Recorded information:
┏━━

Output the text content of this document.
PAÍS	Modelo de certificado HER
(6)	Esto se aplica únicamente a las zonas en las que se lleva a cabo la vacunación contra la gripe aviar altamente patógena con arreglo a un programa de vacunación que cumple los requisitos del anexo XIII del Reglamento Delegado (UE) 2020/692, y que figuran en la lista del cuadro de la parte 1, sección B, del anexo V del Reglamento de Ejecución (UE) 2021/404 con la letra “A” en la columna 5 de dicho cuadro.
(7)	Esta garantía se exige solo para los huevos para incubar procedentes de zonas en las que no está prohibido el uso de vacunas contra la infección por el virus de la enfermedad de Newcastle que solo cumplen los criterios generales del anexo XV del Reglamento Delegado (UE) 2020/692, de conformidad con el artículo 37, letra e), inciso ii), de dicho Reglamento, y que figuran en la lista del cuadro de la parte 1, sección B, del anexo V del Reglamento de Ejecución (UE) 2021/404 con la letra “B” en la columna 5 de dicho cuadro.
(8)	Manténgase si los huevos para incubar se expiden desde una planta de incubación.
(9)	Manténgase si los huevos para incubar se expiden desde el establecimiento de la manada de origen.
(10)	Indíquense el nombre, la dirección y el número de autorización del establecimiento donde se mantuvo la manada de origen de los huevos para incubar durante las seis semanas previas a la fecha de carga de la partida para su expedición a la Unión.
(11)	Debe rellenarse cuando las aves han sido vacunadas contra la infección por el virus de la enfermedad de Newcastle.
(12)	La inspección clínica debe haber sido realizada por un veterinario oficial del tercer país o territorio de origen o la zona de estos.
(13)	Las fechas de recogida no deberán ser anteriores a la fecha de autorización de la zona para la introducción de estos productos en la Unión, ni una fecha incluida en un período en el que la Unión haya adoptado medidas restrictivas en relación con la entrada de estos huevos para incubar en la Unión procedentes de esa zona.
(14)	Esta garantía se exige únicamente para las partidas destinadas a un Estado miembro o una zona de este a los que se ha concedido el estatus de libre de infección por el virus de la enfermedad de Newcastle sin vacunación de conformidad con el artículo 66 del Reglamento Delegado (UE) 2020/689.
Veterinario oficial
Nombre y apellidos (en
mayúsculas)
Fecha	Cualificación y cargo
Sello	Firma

┗━━

About this task:
Transcribe each record exactly as it is written above.

Task answer:
Output the text content of this document.
PAÍS	Modelo de certificado HER
(6)	Esto se aplica únicamente a las zonas en las que se lleva a cabo la vacunación contra la gripe aviar altamente patógena con arreglo a un programa de vacunación que cumple los requisitos del anexo XIII del Reglamento Delegado (UE) 2020/692, y que figuran en la lista del cuadro de la parte 1, sección B, del anexo V del Reglamento de Ejecución (UE) 2021/404 con la letra “A” en la columna 5 de dicho cuadro.
(7)	Esta garantía se exige solo para los huevos para incubar procedentes de zonas en las que no está prohibido el uso de vacunas contra la infección por el virus de la enfermedad de Newcastle que solo cumplen los criterios generales del anexo XV del Reglamento Delegado (UE) 2020/692, de conformidad con el artículo 37, letra e), inciso ii), de dicho Reglamento, y que figuran en la lista del cuadro de la parte 1, sección B, del anexo V del Reglamento de Ejecución (UE) 2021/404 con la letra “B” en la columna 5 de dicho cuadro.
(8)	Manténgase si los huevos para incubar se expiden desde una planta de incubación.
(9)	Manténgase si los huevos para incubar se expiden desde el establecimiento de la manada de origen.
(10)	Indíquense el nombre, la dirección y el número de autorización del establecimiento donde se mantuvo la manada de origen de los huevos para incubar durante las seis semanas previas a la fecha de carga de la partida para su expedición a la Unión.
(11)	Debe rellenarse cuando las aves han sido vacunadas contra la infección por el virus de la enfermedad de Newcastle.
(12)	La inspección clínica debe haber sido realizada por un veterinario oficial del tercer país o territorio de origen o la zona de estos.
(13)	Las fechas de recogida no deberán ser anteriores a la fecha de autorización de la zona para la introducción de estos productos en la Unión, ni una fecha incluida en un período en el que la Unión haya adoptado medidas restrictivas en relación con la entrada de estos huevos para incubar en la Unión procedentes de esa zona.
(14)	Esta garantía se exige únicamente para las partidas destinadas a un Estado miembro o una zona de este a los que se ha concedido el estatus de libre de infección por el virus de la enfermedad de Newcastle sin vacunación de conformidad con el artículo 66 del Reglamento Delegado (UE) 2020/689.
Veterinario oficial
Nombre y apellidos (en
mayúsculas)
Fecha	Cualificación y cargo
Sello	Firma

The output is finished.